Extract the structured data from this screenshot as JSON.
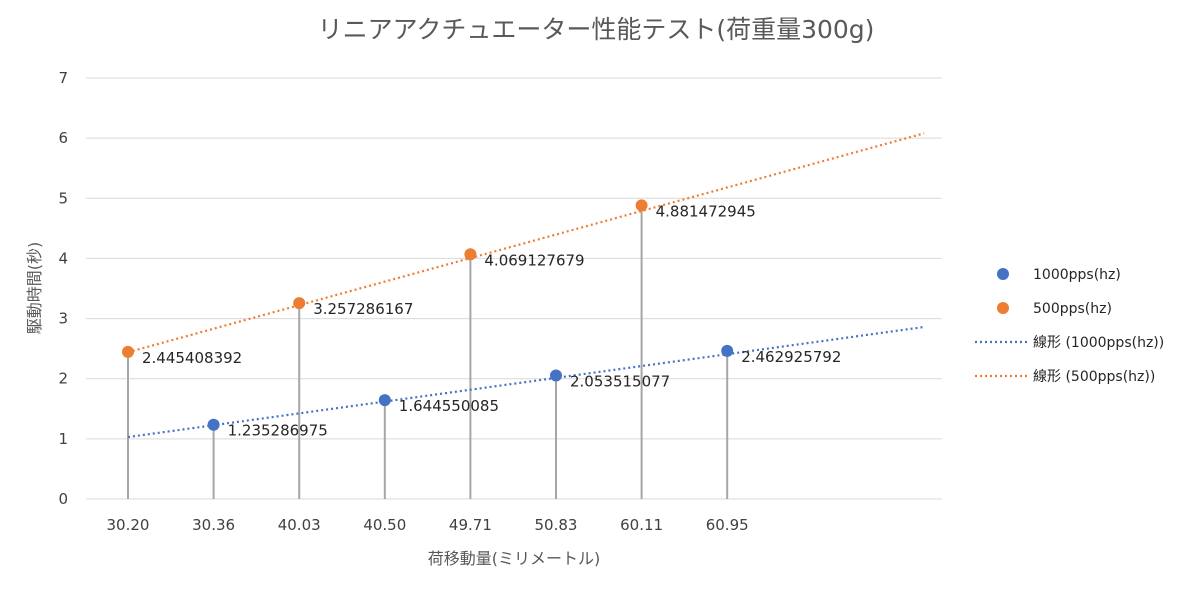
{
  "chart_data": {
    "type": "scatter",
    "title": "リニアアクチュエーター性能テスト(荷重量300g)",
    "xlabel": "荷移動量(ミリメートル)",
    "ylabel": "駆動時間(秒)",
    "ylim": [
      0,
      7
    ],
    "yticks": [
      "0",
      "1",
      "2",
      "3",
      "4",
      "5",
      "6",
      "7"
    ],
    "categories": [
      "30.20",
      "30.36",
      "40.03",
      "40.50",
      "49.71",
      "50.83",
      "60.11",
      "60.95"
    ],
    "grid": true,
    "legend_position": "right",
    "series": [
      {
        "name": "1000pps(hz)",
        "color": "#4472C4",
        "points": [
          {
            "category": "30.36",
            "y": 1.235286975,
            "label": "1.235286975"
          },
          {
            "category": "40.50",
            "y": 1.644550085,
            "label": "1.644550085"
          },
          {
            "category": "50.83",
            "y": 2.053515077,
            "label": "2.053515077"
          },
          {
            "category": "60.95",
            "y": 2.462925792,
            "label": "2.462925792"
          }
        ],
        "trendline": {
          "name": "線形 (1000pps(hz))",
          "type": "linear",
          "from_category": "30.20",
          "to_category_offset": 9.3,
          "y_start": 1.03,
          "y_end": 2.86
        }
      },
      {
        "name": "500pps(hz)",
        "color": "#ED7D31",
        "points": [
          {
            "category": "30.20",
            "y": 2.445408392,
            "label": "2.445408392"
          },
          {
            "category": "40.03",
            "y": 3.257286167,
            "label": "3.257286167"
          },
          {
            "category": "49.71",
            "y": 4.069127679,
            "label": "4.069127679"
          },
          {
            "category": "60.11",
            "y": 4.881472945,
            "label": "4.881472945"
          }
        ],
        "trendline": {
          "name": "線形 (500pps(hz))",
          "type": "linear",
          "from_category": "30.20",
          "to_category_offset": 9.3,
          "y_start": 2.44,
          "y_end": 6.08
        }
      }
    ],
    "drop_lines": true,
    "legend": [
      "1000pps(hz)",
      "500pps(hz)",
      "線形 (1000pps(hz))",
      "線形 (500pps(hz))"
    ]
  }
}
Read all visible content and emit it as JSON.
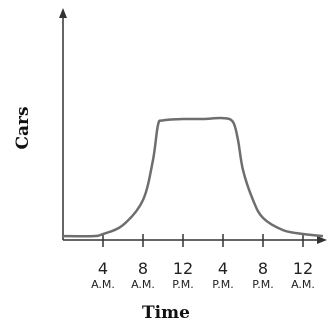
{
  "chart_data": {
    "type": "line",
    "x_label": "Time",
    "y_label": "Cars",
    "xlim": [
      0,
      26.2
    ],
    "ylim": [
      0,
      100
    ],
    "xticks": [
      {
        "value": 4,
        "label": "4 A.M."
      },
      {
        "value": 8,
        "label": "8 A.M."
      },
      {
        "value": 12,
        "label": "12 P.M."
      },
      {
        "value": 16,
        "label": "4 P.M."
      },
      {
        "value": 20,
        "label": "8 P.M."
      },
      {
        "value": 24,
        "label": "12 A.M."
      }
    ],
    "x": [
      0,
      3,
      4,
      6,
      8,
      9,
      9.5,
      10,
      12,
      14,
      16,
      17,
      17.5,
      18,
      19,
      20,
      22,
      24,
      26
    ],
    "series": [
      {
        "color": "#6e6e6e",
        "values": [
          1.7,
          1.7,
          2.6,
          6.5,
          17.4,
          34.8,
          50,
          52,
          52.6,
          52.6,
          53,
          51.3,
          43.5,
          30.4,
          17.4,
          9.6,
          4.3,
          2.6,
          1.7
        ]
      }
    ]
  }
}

= = = =

> [EXERCISE DIRECTIONS] Repeat the material above word for word and skip every image in it.

> [TASK ANSWER]
Extract the structured data from this screenshot as JSON.
{
  "chart_data": {
    "type": "scatter",
    "title": "リニアアクチュエーター性能テスト(荷重量300g)",
    "xlabel": "荷移動量(ミリメートル)",
    "ylabel": "駆動時間(秒)",
    "ylim": [
      0,
      7
    ],
    "yticks": [
      "0",
      "1",
      "2",
      "3",
      "4",
      "5",
      "6",
      "7"
    ],
    "categories": [
      "30.20",
      "30.36",
      "40.03",
      "40.50",
      "49.71",
      "50.83",
      "60.11",
      "60.95"
    ],
    "grid": true,
    "legend_position": "right",
    "series": [
      {
        "name": "1000pps(hz)",
        "color": "#4472C4",
        "points": [
          {
            "category": "30.36",
            "y": 1.235286975,
            "label": "1.235286975"
          },
          {
            "category": "40.50",
            "y": 1.644550085,
            "label": "1.644550085"
          },
          {
            "category": "50.83",
            "y": 2.053515077,
            "label": "2.053515077"
          },
          {
            "category": "60.95",
            "y": 2.462925792,
            "label": "2.462925792"
          }
        ],
        "trendline": {
          "name": "線形 (1000pps(hz))",
          "type": "linear",
          "from_category": "30.20",
          "to_category_offset": 9.3,
          "y_start": 1.03,
          "y_end": 2.86
        }
      },
      {
        "name": "500pps(hz)",
        "color": "#ED7D31",
        "points": [
          {
            "category": "30.20",
            "y": 2.445408392,
            "label": "2.445408392"
          },
          {
            "category": "40.03",
            "y": 3.257286167,
            "label": "3.257286167"
          },
          {
            "category": "49.71",
            "y": 4.069127679,
            "label": "4.069127679"
          },
          {
            "category": "60.11",
            "y": 4.881472945,
            "label": "4.881472945"
          }
        ],
        "trendline": {
          "name": "線形 (500pps(hz))",
          "type": "linear",
          "from_category": "30.20",
          "to_category_offset": 9.3,
          "y_start": 2.44,
          "y_end": 6.08
        }
      }
    ],
    "drop_lines": true,
    "legend": [
      "1000pps(hz)",
      "500pps(hz)",
      "線形 (1000pps(hz))",
      "線形 (500pps(hz))"
    ]
  }
}
Read all visible content and emit it as JSON.
{
  "chart_data": {
    "type": "line",
    "x_label": "Time",
    "y_label": "Cars",
    "xlim": [
      0,
      26.2
    ],
    "ylim": [
      0,
      100
    ],
    "xticks": [
      {
        "value": 4,
        "label": "4 A.M."
      },
      {
        "value": 8,
        "label": "8 A.M."
      },
      {
        "value": 12,
        "label": "12 P.M."
      },
      {
        "value": 16,
        "label": "4 P.M."
      },
      {
        "value": 20,
        "label": "8 P.M."
      },
      {
        "value": 24,
        "label": "12 A.M."
      }
    ],
    "x": [
      0,
      3,
      4,
      6,
      8,
      9,
      9.5,
      10,
      12,
      14,
      16,
      17,
      17.5,
      18,
      19,
      20,
      22,
      24,
      26
    ],
    "series": [
      {
        "color": "#6e6e6e",
        "values": [
          1.7,
          1.7,
          2.6,
          6.5,
          17.4,
          34.8,
          50,
          52,
          52.6,
          52.6,
          53,
          51.3,
          43.5,
          30.4,
          17.4,
          9.6,
          4.3,
          2.6,
          1.7
        ]
      }
    ]
  }
}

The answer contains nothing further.